▶ WHAT THE TASK REQUIRES
Retype the material word for word.

##### PROVIDED INFORMATION #####

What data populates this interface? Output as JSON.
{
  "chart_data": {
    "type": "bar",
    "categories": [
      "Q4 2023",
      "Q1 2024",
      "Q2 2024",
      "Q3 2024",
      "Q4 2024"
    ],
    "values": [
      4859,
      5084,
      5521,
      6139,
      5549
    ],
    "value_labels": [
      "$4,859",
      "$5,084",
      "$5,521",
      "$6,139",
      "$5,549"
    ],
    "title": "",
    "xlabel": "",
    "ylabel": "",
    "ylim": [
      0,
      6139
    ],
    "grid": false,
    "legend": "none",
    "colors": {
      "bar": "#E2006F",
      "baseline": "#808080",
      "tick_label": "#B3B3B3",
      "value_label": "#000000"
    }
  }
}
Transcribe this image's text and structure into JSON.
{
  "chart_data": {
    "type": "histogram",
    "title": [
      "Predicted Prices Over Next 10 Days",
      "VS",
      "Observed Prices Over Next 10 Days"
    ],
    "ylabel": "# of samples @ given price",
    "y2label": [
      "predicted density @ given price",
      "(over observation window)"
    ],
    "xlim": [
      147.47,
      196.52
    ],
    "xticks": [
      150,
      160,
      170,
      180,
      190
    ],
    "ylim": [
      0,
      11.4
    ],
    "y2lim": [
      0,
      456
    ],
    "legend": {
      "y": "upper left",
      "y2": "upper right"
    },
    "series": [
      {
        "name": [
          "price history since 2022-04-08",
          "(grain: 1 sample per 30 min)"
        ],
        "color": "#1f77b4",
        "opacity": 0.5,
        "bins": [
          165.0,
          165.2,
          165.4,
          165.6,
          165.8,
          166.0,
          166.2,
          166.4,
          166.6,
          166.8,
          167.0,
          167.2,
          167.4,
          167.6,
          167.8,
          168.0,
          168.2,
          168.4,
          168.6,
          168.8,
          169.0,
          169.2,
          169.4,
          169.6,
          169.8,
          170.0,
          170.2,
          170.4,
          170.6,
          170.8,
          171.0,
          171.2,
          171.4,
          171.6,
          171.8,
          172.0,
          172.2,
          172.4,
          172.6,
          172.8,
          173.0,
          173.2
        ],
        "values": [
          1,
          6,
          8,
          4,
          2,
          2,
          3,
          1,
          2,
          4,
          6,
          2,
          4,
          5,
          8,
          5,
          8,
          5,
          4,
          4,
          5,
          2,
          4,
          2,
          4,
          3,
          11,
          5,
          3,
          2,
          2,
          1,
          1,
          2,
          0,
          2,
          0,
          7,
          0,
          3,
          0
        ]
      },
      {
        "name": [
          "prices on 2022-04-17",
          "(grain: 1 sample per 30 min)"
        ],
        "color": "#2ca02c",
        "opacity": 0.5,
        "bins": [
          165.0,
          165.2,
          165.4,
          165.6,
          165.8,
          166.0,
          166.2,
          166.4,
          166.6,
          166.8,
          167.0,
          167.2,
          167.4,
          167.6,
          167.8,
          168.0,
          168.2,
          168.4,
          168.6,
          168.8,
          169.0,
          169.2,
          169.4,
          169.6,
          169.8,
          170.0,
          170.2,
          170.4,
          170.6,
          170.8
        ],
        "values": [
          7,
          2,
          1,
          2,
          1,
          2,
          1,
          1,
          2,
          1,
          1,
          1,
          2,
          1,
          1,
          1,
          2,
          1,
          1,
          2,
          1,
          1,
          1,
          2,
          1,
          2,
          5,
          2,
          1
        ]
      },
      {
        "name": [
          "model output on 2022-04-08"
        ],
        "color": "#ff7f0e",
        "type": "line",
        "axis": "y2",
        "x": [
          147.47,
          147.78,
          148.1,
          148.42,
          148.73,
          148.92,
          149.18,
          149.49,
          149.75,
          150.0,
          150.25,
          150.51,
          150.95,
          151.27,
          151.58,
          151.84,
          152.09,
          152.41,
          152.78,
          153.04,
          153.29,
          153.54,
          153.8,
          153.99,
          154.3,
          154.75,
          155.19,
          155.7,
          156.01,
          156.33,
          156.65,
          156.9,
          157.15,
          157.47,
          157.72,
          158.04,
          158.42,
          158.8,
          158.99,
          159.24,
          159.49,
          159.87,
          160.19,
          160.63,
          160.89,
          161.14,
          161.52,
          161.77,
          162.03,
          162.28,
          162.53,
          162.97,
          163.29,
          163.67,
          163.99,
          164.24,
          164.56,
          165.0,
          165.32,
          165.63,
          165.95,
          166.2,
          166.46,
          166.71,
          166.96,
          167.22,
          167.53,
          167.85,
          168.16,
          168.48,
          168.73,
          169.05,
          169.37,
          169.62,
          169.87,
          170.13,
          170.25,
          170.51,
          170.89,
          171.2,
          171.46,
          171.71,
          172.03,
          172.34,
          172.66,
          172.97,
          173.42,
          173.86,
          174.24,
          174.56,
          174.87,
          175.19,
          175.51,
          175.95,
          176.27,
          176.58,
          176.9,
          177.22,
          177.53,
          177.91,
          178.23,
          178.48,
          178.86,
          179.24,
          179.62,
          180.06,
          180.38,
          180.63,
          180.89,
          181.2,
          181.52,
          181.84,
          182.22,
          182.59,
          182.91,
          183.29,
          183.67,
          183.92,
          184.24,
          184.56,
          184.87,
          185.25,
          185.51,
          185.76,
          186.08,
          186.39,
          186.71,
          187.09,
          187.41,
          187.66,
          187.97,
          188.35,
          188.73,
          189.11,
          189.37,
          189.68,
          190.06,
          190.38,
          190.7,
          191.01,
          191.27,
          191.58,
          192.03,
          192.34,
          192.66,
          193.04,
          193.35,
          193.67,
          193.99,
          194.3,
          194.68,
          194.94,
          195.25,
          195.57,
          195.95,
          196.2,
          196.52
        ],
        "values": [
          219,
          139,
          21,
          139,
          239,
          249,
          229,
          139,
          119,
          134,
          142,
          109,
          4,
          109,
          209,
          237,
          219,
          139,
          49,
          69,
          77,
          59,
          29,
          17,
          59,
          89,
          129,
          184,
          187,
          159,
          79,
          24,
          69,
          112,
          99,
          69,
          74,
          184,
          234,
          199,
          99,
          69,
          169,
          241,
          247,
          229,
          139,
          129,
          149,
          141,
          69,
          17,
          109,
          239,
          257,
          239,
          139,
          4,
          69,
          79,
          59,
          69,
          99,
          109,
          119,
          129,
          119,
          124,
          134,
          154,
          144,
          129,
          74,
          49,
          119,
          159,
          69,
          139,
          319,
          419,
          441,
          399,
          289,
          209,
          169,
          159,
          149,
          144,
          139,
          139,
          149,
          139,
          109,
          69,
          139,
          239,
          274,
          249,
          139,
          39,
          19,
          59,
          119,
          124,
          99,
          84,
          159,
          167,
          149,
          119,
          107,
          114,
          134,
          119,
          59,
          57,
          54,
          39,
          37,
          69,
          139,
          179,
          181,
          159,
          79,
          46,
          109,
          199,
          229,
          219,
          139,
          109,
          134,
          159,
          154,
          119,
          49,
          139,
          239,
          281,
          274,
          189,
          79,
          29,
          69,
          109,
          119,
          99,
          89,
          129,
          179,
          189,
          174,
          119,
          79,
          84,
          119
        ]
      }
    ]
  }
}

#####

▶ ANSWER TO THE PROBLEM
What data populates this interface? Output as JSON.
{
  "chart_data": {
    "type": "bar",
    "categories": [
      "Q4 2023",
      "Q1 2024",
      "Q2 2024",
      "Q3 2024",
      "Q4 2024"
    ],
    "values": [
      4859,
      5084,
      5521,
      6139,
      5549
    ],
    "value_labels": [
      "$4,859",
      "$5,084",
      "$5,521",
      "$6,139",
      "$5,549"
    ],
    "title": "",
    "xlabel": "",
    "ylabel": "",
    "ylim": [
      0,
      6139
    ],
    "grid": false,
    "legend": "none",
    "colors": {
      "bar": "#E2006F",
      "baseline": "#808080",
      "tick_label": "#B3B3B3",
      "value_label": "#000000"
    }
  }
}
Transcribe this image's text and structure into JSON.
{
  "chart_data": {
    "type": "histogram",
    "title": [
      "Predicted Prices Over Next 10 Days",
      "VS",
      "Observed Prices Over Next 10 Days"
    ],
    "ylabel": "# of samples @ given price",
    "y2label": [
      "predicted density @ given price",
      "(over observation window)"
    ],
    "xlim": [
      147.47,
      196.52
    ],
    "xticks": [
      150,
      160,
      170,
      180,
      190
    ],
    "ylim": [
      0,
      11.4
    ],
    "y2lim": [
      0,
      456
    ],
    "legend": {
      "y": "upper left",
      "y2": "upper right"
    },
    "series": [
      {
        "name": [
          "price history since 2022-04-08",
          "(grain: 1 sample per 30 min)"
        ],
        "color": "#1f77b4",
        "opacity": 0.5,
        "bins": [
          165.0,
          165.2,
          165.4,
          165.6,
          165.8,
          166.0,
          166.2,
          166.4,
          166.6,
          166.8,
          167.0,
          167.2,
          167.4,
          167.6,
          167.8,
          168.0,
          168.2,
          168.4,
          168.6,
          168.8,
          169.0,
          169.2,
          169.4,
          169.6,
          169.8,
          170.0,
          170.2,
          170.4,
          170.6,
          170.8,
          171.0,
          171.2,
          171.4,
          171.6,
          171.8,
          172.0,
          172.2,
          172.4,
          172.6,
          172.8,
          173.0,
          173.2
        ],
        "values": [
          1,
          6,
          8,
          4,
          2,
          2,
          3,
          1,
          2,
          4,
          6,
          2,
          4,
          5,
          8,
          5,
          8,
          5,
          4,
          4,
          5,
          2,
          4,
          2,
          4,
          3,
          11,
          5,
          3,
          2,
          2,
          1,
          1,
          2,
          0,
          2,
          0,
          7,
          0,
          3,
          0
        ]
      },
      {
        "name": [
          "prices on 2022-04-17",
          "(grain: 1 sample per 30 min)"
        ],
        "color": "#2ca02c",
        "opacity": 0.5,
        "bins": [
          165.0,
          165.2,
          165.4,
          165.6,
          165.8,
          166.0,
          166.2,
          166.4,
          166.6,
          166.8,
          167.0,
          167.2,
          167.4,
          167.6,
          167.8,
          168.0,
          168.2,
          168.4,
          168.6,
          168.8,
          169.0,
          169.2,
          169.4,
          169.6,
          169.8,
          170.0,
          170.2,
          170.4,
          170.6,
          170.8
        ],
        "values": [
          7,
          2,
          1,
          2,
          1,
          2,
          1,
          1,
          2,
          1,
          1,
          1,
          2,
          1,
          1,
          1,
          2,
          1,
          1,
          2,
          1,
          1,
          1,
          2,
          1,
          2,
          5,
          2,
          1
        ]
      },
      {
        "name": [
          "model output on 2022-04-08"
        ],
        "color": "#ff7f0e",
        "type": "line",
        "axis": "y2",
        "x": [
          147.47,
          147.78,
          148.1,
          148.42,
          148.73,
          148.92,
          149.18,
          149.49,
          149.75,
          150.0,
          150.25,
          150.51,
          150.95,
          151.27,
          151.58,
          151.84,
          152.09,
          152.41,
          152.78,
          153.04,
          153.29,
          153.54,
          153.8,
          153.99,
          154.3,
          154.75,
          155.19,
          155.7,
          156.01,
          156.33,
          156.65,
          156.9,
          157.15,
          157.47,
          157.72,
          158.04,
          158.42,
          158.8,
          158.99,
          159.24,
          159.49,
          159.87,
          160.19,
          160.63,
          160.89,
          161.14,
          161.52,
          161.77,
          162.03,
          162.28,
          162.53,
          162.97,
          163.29,
          163.67,
          163.99,
          164.24,
          164.56,
          165.0,
          165.32,
          165.63,
          165.95,
          166.2,
          166.46,
          166.71,
          166.96,
          167.22,
          167.53,
          167.85,
          168.16,
          168.48,
          168.73,
          169.05,
          169.37,
          169.62,
          169.87,
          170.13,
          170.25,
          170.51,
          170.89,
          171.2,
          171.46,
          171.71,
          172.03,
          172.34,
          172.66,
          172.97,
          173.42,
          173.86,
          174.24,
          174.56,
          174.87,
          175.19,
          175.51,
          175.95,
          176.27,
          176.58,
          176.9,
          177.22,
          177.53,
          177.91,
          178.23,
          178.48,
          178.86,
          179.24,
          179.62,
          180.06,
          180.38,
          180.63,
          180.89,
          181.2,
          181.52,
          181.84,
          182.22,
          182.59,
          182.91,
          183.29,
          183.67,
          183.92,
          184.24,
          184.56,
          184.87,
          185.25,
          185.51,
          185.76,
          186.08,
          186.39,
          186.71,
          187.09,
          187.41,
          187.66,
          187.97,
          188.35,
          188.73,
          189.11,
          189.37,
          189.68,
          190.06,
          190.38,
          190.7,
          191.01,
          191.27,
          191.58,
          192.03,
          192.34,
          192.66,
          193.04,
          193.35,
          193.67,
          193.99,
          194.3,
          194.68,
          194.94,
          195.25,
          195.57,
          195.95,
          196.2,
          196.52
        ],
        "values": [
          219,
          139,
          21,
          139,
          239,
          249,
          229,
          139,
          119,
          134,
          142,
          109,
          4,
          109,
          209,
          237,
          219,
          139,
          49,
          69,
          77,
          59,
          29,
          17,
          59,
          89,
          129,
          184,
          187,
          159,
          79,
          24,
          69,
          112,
          99,
          69,
          74,
          184,
          234,
          199,
          99,
          69,
          169,
          241,
          247,
          229,
          139,
          129,
          149,
          141,
          69,
          17,
          109,
          239,
          257,
          239,
          139,
          4,
          69,
          79,
          59,
          69,
          99,
          109,
          119,
          129,
          119,
          124,
          134,
          154,
          144,
          129,
          74,
          49,
          119,
          159,
          69,
          139,
          319,
          419,
          441,
          399,
          289,
          209,
          169,
          159,
          149,
          144,
          139,
          139,
          149,
          139,
          109,
          69,
          139,
          239,
          274,
          249,
          139,
          39,
          19,
          59,
          119,
          124,
          99,
          84,
          159,
          167,
          149,
          119,
          107,
          114,
          134,
          119,
          59,
          57,
          54,
          39,
          37,
          69,
          139,
          179,
          181,
          159,
          79,
          46,
          109,
          199,
          229,
          219,
          139,
          109,
          134,
          159,
          154,
          119,
          49,
          139,
          239,
          281,
          274,
          189,
          79,
          29,
          69,
          109,
          119,
          99,
          89,
          129,
          179,
          189,
          174,
          119,
          79,
          84,
          119
        ]
      }
    ]
  }
}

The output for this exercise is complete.